### TASK TO COMPLETE:
Could you transcribe every record below exactly as written, leaving out any pictures?

### RECORDED DATA:
________________________
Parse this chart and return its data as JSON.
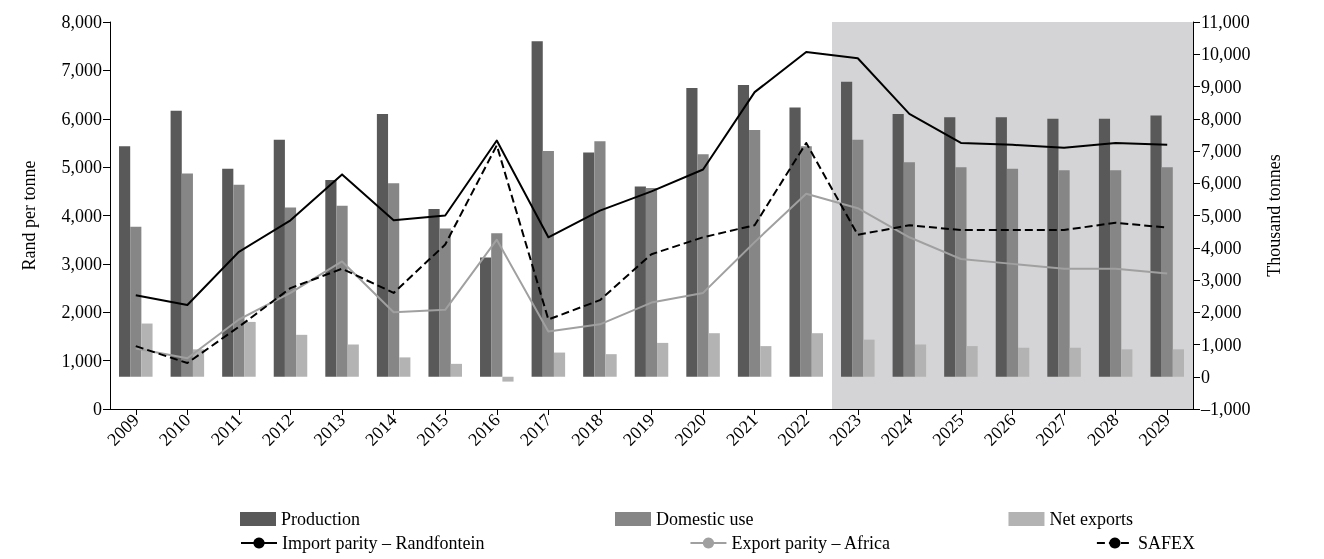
{
  "chart_data": {
    "type": "bar",
    "ylabel": "Rand per tonne",
    "y2label": "Thousand tonnes",
    "categories": [
      "2009",
      "2010",
      "2011",
      "2012",
      "2013",
      "2014",
      "2015",
      "2016",
      "2017",
      "2018",
      "2019",
      "2020",
      "2021",
      "2022",
      "2023",
      "2024",
      "2025",
      "2026",
      "2027",
      "2028",
      "2029"
    ],
    "series": [
      {
        "name": "Production",
        "color": "#595959",
        "axis": "y2",
        "values": [
          7150,
          8250,
          6450,
          7350,
          6100,
          8150,
          5200,
          3700,
          10400,
          6950,
          5900,
          8950,
          9050,
          8350,
          9150,
          8150,
          8050,
          8050,
          8000,
          8000,
          8100
        ]
      },
      {
        "name": "Domestic use",
        "color": "#868686",
        "axis": "y2",
        "values": [
          4650,
          6300,
          5950,
          5250,
          5300,
          6000,
          4600,
          4450,
          7000,
          7300,
          5850,
          6900,
          7650,
          7150,
          7350,
          6650,
          6500,
          6450,
          6400,
          6400,
          6500
        ]
      },
      {
        "name": "Net exports",
        "color": "#b3b3b3",
        "axis": "y2",
        "values": [
          1650,
          850,
          1700,
          1300,
          1000,
          600,
          400,
          -150,
          750,
          700,
          1050,
          1350,
          950,
          1350,
          1150,
          1000,
          950,
          900,
          900,
          850,
          850
        ]
      },
      {
        "name": "Import parity – Randfontein",
        "type": "line",
        "color": "#000000",
        "line_style": "solid",
        "values": [
          2350,
          2150,
          3250,
          3900,
          4850,
          3900,
          4000,
          5550,
          3550,
          4100,
          4500,
          4950,
          6550,
          7380,
          7250,
          6100,
          5500,
          5460,
          5400,
          5500,
          5460
        ]
      },
      {
        "name": "Export parity – Africa",
        "type": "line",
        "color": "#a0a0a0",
        "line_style": "solid",
        "values": [
          1250,
          1050,
          1850,
          2400,
          3050,
          2000,
          2050,
          3500,
          1600,
          1750,
          2200,
          2400,
          3450,
          4450,
          4150,
          3550,
          3100,
          3000,
          2900,
          2900,
          2800
        ]
      },
      {
        "name": "SAFEX",
        "type": "line",
        "color": "#000000",
        "line_style": "dashed",
        "values": [
          1300,
          950,
          1700,
          2500,
          2900,
          2400,
          3400,
          5450,
          1850,
          2250,
          3200,
          3550,
          3800,
          5500,
          3600,
          3800,
          3700,
          3700,
          3700,
          3850,
          3750
        ]
      }
    ],
    "ylim": [
      0,
      8000
    ],
    "yticks": [
      0,
      {
        "value": 1000,
        "label": "1,000"
      },
      {
        "value": 2000,
        "label": "2,000"
      },
      {
        "value": 3000,
        "label": "3,000"
      },
      {
        "value": 4000,
        "label": "4,000"
      },
      {
        "value": 5000,
        "label": "5,000"
      },
      {
        "value": 6000,
        "label": "6,000"
      },
      {
        "value": 7000,
        "label": "7,000"
      },
      {
        "value": 8000,
        "label": "8,000"
      }
    ],
    "y2lim": [
      -1000,
      11000
    ],
    "y2ticks": [
      {
        "value": -1000,
        "label": "–1,000"
      },
      0,
      {
        "value": 1000,
        "label": "1,000"
      },
      {
        "value": 2000,
        "label": "2,000"
      },
      {
        "value": 3000,
        "label": "3,000"
      },
      {
        "value": 4000,
        "label": "4,000"
      },
      {
        "value": 5000,
        "label": "5,000"
      },
      {
        "value": 6000,
        "label": "6,000"
      },
      {
        "value": 7000,
        "label": "7,000"
      },
      {
        "value": 8000,
        "label": "8,000"
      },
      {
        "value": 9000,
        "label": "9,000"
      },
      {
        "value": 10000,
        "label": "10,000"
      },
      {
        "value": 11000,
        "label": "11,000"
      }
    ],
    "bands": [
      {
        "axis": "x",
        "from": "2023",
        "to": "2029",
        "color": "#d4d4d6"
      }
    ],
    "marker": "none",
    "grid": false,
    "legend": "bottom"
  }
}
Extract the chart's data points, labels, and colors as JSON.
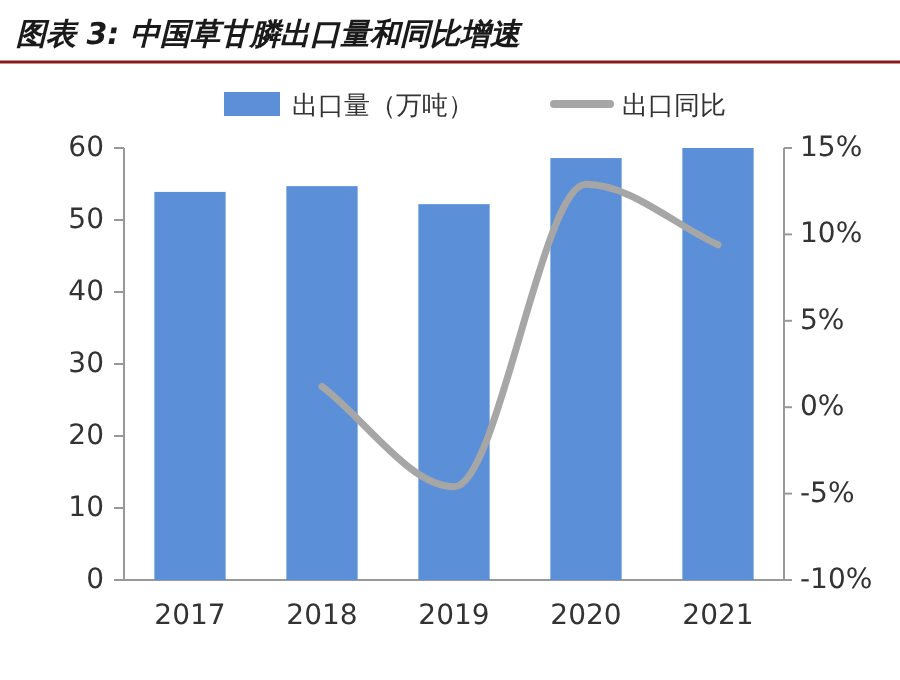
{
  "chart_data": {
    "type": "bar",
    "title": "图表 3:  中国草甘膦出口量和同比增速",
    "categories": [
      "2017",
      "2018",
      "2019",
      "2020",
      "2021"
    ],
    "series": [
      {
        "name": "出口量（万吨）",
        "color": "#5b8fd8",
        "values": [
          53.9,
          54.7,
          52.2,
          58.6,
          60.0
        ]
      },
      {
        "name": "出口同比",
        "type": "line",
        "axis": "y2",
        "color": "#a6a6a6",
        "values": [
          null,
          1.2,
          -4.6,
          12.9,
          9.4
        ]
      }
    ],
    "ylim": [
      0,
      60
    ],
    "yticks": [
      0,
      10,
      20,
      30,
      40,
      50,
      60
    ],
    "y2lim": [
      -10,
      15
    ],
    "y2ticks": [
      {
        "value": -10,
        "label": "-10%"
      },
      {
        "value": -5,
        "label": "-5%"
      },
      {
        "value": 0,
        "label": "0%"
      },
      {
        "value": 5,
        "label": "5%"
      },
      {
        "value": 10,
        "label": "10%"
      },
      {
        "value": 15,
        "label": "15%"
      }
    ],
    "legend": "top",
    "grid": false
  }
}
________________________
### WRITTEN RESPONSE:
Parse this chart and return its data as JSON.
{
  "chart_data": {
    "type": "bar",
    "ylabel": "Rand per tonne",
    "y2label": "Thousand tonnes",
    "categories": [
      "2009",
      "2010",
      "2011",
      "2012",
      "2013",
      "2014",
      "2015",
      "2016",
      "2017",
      "2018",
      "2019",
      "2020",
      "2021",
      "2022",
      "2023",
      "2024",
      "2025",
      "2026",
      "2027",
      "2028",
      "2029"
    ],
    "series": [
      {
        "name": "Production",
        "color": "#595959",
        "axis": "y2",
        "values": [
          7150,
          8250,
          6450,
          7350,
          6100,
          8150,
          5200,
          3700,
          10400,
          6950,
          5900,
          8950,
          9050,
          8350,
          9150,
          8150,
          8050,
          8050,
          8000,
          8000,
          8100
        ]
      },
      {
        "name": "Domestic use",
        "color": "#868686",
        "axis": "y2",
        "values": [
          4650,
          6300,
          5950,
          5250,
          5300,
          6000,
          4600,
          4450,
          7000,
          7300,
          5850,
          6900,
          7650,
          7150,
          7350,
          6650,
          6500,
          6450,
          6400,
          6400,
          6500
        ]
      },
      {
        "name": "Net exports",
        "color": "#b3b3b3",
        "axis": "y2",
        "values": [
          1650,
          850,
          1700,
          1300,
          1000,
          600,
          400,
          -150,
          750,
          700,
          1050,
          1350,
          950,
          1350,
          1150,
          1000,
          950,
          900,
          900,
          850,
          850
        ]
      },
      {
        "name": "Import parity – Randfontein",
        "type": "line",
        "color": "#000000",
        "line_style": "solid",
        "values": [
          2350,
          2150,
          3250,
          3900,
          4850,
          3900,
          4000,
          5550,
          3550,
          4100,
          4500,
          4950,
          6550,
          7380,
          7250,
          6100,
          5500,
          5460,
          5400,
          5500,
          5460
        ]
      },
      {
        "name": "Export parity – Africa",
        "type": "line",
        "color": "#a0a0a0",
        "line_style": "solid",
        "values": [
          1250,
          1050,
          1850,
          2400,
          3050,
          2000,
          2050,
          3500,
          1600,
          1750,
          2200,
          2400,
          3450,
          4450,
          4150,
          3550,
          3100,
          3000,
          2900,
          2900,
          2800
        ]
      },
      {
        "name": "SAFEX",
        "type": "line",
        "color": "#000000",
        "line_style": "dashed",
        "values": [
          1300,
          950,
          1700,
          2500,
          2900,
          2400,
          3400,
          5450,
          1850,
          2250,
          3200,
          3550,
          3800,
          5500,
          3600,
          3800,
          3700,
          3700,
          3700,
          3850,
          3750
        ]
      }
    ],
    "ylim": [
      0,
      8000
    ],
    "yticks": [
      0,
      {
        "value": 1000,
        "label": "1,000"
      },
      {
        "value": 2000,
        "label": "2,000"
      },
      {
        "value": 3000,
        "label": "3,000"
      },
      {
        "value": 4000,
        "label": "4,000"
      },
      {
        "value": 5000,
        "label": "5,000"
      },
      {
        "value": 6000,
        "label": "6,000"
      },
      {
        "value": 7000,
        "label": "7,000"
      },
      {
        "value": 8000,
        "label": "8,000"
      }
    ],
    "y2lim": [
      -1000,
      11000
    ],
    "y2ticks": [
      {
        "value": -1000,
        "label": "–1,000"
      },
      0,
      {
        "value": 1000,
        "label": "1,000"
      },
      {
        "value": 2000,
        "label": "2,000"
      },
      {
        "value": 3000,
        "label": "3,000"
      },
      {
        "value": 4000,
        "label": "4,000"
      },
      {
        "value": 5000,
        "label": "5,000"
      },
      {
        "value": 6000,
        "label": "6,000"
      },
      {
        "value": 7000,
        "label": "7,000"
      },
      {
        "value": 8000,
        "label": "8,000"
      },
      {
        "value": 9000,
        "label": "9,000"
      },
      {
        "value": 10000,
        "label": "10,000"
      },
      {
        "value": 11000,
        "label": "11,000"
      }
    ],
    "bands": [
      {
        "axis": "x",
        "from": "2023",
        "to": "2029",
        "color": "#d4d4d6"
      }
    ],
    "marker": "none",
    "grid": false,
    "legend": "bottom"
  }
}
Extract the chart's data points, labels, and colors as JSON.
{
  "chart_data": {
    "type": "bar",
    "title": "图表 3:  中国草甘膦出口量和同比增速",
    "categories": [
      "2017",
      "2018",
      "2019",
      "2020",
      "2021"
    ],
    "series": [
      {
        "name": "出口量（万吨）",
        "color": "#5b8fd8",
        "values": [
          53.9,
          54.7,
          52.2,
          58.6,
          60.0
        ]
      },
      {
        "name": "出口同比",
        "type": "line",
        "axis": "y2",
        "color": "#a6a6a6",
        "values": [
          null,
          1.2,
          -4.6,
          12.9,
          9.4
        ]
      }
    ],
    "ylim": [
      0,
      60
    ],
    "yticks": [
      0,
      10,
      20,
      30,
      40,
      50,
      60
    ],
    "y2lim": [
      -10,
      15
    ],
    "y2ticks": [
      {
        "value": -10,
        "label": "-10%"
      },
      {
        "value": -5,
        "label": "-5%"
      },
      {
        "value": 0,
        "label": "0%"
      },
      {
        "value": 5,
        "label": "5%"
      },
      {
        "value": 10,
        "label": "10%"
      },
      {
        "value": 15,
        "label": "15%"
      }
    ],
    "legend": "top",
    "grid": false
  }
}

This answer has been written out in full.